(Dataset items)
========================================================================

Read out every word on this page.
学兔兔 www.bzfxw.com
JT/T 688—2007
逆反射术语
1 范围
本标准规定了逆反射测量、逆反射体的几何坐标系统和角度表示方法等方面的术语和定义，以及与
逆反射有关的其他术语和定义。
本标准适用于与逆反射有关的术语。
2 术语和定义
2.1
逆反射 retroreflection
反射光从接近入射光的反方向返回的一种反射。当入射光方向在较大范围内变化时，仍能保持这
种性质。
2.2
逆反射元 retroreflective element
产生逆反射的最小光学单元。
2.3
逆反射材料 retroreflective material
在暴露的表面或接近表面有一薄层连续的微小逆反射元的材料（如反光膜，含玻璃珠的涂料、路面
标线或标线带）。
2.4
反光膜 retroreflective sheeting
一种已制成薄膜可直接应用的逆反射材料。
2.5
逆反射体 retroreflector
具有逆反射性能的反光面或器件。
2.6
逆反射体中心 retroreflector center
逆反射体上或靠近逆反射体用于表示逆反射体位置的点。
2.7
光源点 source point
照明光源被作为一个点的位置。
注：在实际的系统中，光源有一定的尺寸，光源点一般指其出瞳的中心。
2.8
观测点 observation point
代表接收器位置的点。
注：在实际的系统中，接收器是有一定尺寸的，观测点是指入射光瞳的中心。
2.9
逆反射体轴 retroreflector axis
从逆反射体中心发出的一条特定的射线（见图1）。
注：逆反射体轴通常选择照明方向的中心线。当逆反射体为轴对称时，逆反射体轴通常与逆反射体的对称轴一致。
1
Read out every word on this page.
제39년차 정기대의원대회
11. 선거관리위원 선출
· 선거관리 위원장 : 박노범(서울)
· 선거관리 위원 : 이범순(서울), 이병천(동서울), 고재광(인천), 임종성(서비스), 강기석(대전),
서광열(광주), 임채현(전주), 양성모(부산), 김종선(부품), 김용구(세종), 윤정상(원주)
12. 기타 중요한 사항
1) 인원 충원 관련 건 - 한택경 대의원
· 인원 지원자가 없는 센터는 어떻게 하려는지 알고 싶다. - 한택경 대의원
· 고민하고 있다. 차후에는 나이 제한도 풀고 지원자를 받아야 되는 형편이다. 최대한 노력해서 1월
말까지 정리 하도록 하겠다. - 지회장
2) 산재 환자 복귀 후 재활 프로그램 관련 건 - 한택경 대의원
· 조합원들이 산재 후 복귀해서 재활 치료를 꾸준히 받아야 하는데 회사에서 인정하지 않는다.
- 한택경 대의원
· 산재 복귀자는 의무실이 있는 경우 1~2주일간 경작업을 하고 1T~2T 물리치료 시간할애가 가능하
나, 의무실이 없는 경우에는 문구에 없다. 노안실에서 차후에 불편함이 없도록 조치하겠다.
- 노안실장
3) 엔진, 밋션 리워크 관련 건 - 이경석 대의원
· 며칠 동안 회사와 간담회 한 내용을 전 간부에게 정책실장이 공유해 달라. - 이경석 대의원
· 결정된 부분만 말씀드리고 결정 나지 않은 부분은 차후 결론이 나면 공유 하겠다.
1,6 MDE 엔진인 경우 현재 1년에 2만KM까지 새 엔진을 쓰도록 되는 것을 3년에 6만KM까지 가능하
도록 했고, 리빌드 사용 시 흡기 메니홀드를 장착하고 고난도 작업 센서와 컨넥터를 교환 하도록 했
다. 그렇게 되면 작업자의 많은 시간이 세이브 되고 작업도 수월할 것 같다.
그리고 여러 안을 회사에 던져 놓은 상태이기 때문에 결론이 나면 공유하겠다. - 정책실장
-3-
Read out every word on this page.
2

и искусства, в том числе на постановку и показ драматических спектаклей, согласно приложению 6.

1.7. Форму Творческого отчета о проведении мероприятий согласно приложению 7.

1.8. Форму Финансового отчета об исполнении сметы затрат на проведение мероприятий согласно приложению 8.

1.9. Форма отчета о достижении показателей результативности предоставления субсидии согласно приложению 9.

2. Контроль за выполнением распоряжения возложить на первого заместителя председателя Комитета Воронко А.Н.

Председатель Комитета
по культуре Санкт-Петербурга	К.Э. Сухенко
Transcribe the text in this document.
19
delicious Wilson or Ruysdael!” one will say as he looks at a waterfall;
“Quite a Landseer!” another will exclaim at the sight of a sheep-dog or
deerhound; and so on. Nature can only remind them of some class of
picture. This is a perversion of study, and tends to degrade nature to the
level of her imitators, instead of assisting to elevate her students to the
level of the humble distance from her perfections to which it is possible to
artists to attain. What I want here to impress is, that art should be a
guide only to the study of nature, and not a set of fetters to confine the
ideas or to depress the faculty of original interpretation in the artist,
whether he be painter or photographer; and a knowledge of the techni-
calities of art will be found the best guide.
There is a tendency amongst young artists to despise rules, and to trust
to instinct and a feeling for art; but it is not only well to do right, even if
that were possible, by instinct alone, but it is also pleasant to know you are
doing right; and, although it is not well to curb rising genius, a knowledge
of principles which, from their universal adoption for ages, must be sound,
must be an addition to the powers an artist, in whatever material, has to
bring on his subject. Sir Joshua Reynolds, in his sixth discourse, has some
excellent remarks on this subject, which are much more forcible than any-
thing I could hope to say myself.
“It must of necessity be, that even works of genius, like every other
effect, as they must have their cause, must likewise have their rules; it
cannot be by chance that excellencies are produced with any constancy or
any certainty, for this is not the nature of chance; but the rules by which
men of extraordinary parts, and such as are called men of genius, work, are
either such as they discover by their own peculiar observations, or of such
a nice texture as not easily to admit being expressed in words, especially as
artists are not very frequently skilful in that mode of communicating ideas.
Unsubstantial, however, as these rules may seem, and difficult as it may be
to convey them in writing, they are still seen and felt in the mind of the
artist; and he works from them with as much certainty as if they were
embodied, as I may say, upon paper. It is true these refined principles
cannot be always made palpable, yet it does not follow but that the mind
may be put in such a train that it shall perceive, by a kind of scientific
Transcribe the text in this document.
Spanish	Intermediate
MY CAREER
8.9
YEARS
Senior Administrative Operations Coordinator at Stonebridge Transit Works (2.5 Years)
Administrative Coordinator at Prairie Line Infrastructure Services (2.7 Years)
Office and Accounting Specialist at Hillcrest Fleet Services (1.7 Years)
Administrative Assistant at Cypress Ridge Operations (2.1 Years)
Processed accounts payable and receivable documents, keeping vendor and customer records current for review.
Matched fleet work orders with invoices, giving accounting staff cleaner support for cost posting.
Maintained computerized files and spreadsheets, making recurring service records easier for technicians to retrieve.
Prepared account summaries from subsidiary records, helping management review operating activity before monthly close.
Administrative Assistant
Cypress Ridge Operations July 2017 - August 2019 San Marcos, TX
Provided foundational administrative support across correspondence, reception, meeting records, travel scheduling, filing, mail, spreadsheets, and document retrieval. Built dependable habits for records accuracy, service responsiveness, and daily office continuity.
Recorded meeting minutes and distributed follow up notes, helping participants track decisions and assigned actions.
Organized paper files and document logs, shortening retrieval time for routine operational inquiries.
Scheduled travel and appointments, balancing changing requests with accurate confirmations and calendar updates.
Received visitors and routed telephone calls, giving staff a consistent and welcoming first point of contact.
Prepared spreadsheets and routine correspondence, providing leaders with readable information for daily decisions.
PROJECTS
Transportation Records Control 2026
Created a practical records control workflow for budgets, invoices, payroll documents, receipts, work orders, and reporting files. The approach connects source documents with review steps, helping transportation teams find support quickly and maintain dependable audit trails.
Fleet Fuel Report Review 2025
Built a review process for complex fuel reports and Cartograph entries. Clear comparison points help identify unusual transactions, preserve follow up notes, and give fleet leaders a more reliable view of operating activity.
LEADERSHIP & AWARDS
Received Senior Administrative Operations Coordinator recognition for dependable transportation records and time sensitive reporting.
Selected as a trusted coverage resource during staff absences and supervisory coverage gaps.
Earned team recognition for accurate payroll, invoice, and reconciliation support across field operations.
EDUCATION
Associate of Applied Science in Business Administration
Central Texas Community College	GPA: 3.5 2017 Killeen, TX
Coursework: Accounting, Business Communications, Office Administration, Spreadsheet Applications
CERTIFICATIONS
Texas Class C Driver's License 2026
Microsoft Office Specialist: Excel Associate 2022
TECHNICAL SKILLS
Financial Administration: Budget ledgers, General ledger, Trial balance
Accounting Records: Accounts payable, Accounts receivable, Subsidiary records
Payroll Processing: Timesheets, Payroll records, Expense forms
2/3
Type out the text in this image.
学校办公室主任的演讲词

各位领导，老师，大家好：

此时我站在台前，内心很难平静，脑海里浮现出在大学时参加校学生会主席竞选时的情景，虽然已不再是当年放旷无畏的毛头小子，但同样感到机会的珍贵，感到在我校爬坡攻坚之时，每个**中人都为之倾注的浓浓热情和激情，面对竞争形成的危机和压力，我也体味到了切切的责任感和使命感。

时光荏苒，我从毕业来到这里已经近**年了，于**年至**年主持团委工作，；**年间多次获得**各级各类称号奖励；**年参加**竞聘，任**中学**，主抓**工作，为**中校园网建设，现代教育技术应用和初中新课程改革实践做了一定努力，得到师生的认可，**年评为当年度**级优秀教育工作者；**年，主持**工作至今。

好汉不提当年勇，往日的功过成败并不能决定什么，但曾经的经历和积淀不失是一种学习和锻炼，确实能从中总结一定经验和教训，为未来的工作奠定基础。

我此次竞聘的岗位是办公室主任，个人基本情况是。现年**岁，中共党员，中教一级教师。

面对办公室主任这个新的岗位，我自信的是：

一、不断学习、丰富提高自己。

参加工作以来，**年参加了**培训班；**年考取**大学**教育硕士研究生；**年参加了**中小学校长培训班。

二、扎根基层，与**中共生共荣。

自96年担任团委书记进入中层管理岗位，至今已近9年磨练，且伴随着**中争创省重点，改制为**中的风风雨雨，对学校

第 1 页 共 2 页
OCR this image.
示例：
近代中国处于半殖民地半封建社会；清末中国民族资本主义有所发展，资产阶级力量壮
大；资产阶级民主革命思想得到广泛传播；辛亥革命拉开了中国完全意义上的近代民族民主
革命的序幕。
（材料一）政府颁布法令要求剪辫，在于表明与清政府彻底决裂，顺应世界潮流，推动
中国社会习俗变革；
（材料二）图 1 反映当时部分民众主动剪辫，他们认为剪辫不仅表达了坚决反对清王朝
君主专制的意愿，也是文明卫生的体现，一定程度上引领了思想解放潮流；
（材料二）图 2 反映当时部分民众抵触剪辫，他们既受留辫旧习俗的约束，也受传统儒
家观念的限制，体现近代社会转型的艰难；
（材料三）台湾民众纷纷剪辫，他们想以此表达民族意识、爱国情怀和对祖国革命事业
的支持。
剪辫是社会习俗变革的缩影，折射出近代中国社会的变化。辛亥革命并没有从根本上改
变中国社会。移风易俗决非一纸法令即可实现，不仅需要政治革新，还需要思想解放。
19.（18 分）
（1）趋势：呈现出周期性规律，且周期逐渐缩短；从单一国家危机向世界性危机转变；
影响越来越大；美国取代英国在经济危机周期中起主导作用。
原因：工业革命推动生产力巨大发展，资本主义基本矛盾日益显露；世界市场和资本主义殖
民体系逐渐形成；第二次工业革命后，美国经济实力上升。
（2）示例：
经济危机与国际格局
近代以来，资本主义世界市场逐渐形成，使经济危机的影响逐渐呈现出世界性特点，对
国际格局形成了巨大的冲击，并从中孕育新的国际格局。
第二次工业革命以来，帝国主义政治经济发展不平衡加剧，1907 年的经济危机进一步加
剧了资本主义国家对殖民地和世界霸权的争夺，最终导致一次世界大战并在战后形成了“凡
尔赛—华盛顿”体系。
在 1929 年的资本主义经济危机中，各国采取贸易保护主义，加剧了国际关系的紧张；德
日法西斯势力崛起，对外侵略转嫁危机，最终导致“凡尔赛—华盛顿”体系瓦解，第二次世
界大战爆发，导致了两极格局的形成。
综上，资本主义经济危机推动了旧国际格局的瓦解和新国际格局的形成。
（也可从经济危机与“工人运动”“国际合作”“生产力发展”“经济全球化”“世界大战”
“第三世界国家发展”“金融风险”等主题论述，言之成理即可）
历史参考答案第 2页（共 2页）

========================================================================

— Do this —
Copy every line of the listing that contains the word "were".

— Final result —
that were possible, by instinct alone, but it is also pleasant to know you are
artist; and he works from them with as much certainty as if they were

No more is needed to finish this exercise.